- [EXERCISE PROMPT]:
Wherever "derecho" appears in a line, list that line.

[Data excerpts]
★ ★ ★
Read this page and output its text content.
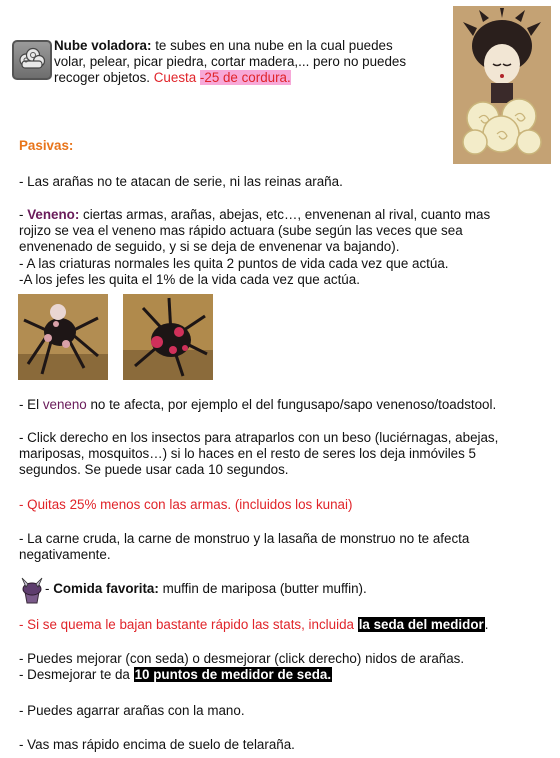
Nube voladora: te subes en una nube en la cual puedes
volar, pelear, picar piedra, cortar madera,... pero no puedes
recoger objetos. Cuesta -25 de cordura.
Pasivas:
- Las arañas no te atacan de serie, ni las reinas araña.
- Veneno: ciertas armas, arañas, abejas, etc…, envenenan al rival, cuanto mas
rojizo se vea el veneno mas rápido actuara (sube según las veces que sea
envenenado de seguido, y si se deja de envenenar va bajando).
- A las criaturas normales les quita 2 puntos de vida cada vez que actúa.
-A los jefes les quita el 1% de la vida cada vez que actúa.
- El veneno no te afecta, por ejemplo el del fungusapo/sapo venenoso/toadstool.
- Click derecho en los insectos para atraparlos con un beso (luciérnagas, abejas,
mariposas, mosquitos…) si lo haces en el resto de seres los deja inmóviles 5
segundos. Se puede usar cada 10 segundos.
- Quitas 25% menos con las armas. (incluidos los kunai)
- La carne cruda, la carne de monstruo y la lasaña de monstruo no te afecta
negativamente.
- Comida favorita: muffin de mariposa (butter muffin).
- Si se quema le bajan bastante rápido las stats, incluida la seda del medidor.
- Puedes mejorar (con seda) o desmejorar (click derecho) nidos de arañas.
- Desmejorar te da 10 puntos de medidor de seda.
- Puedes agarrar arañas con la mano.
- Vas mas rápido encima de suelo de telaraña.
★ ★ ★
- [REPLY]:
- Click derecho en los insectos para atraparlos con un beso (luciérnagas, abejas,
- Puedes mejorar (con seda) o desmejorar (click derecho) nidos de arañas.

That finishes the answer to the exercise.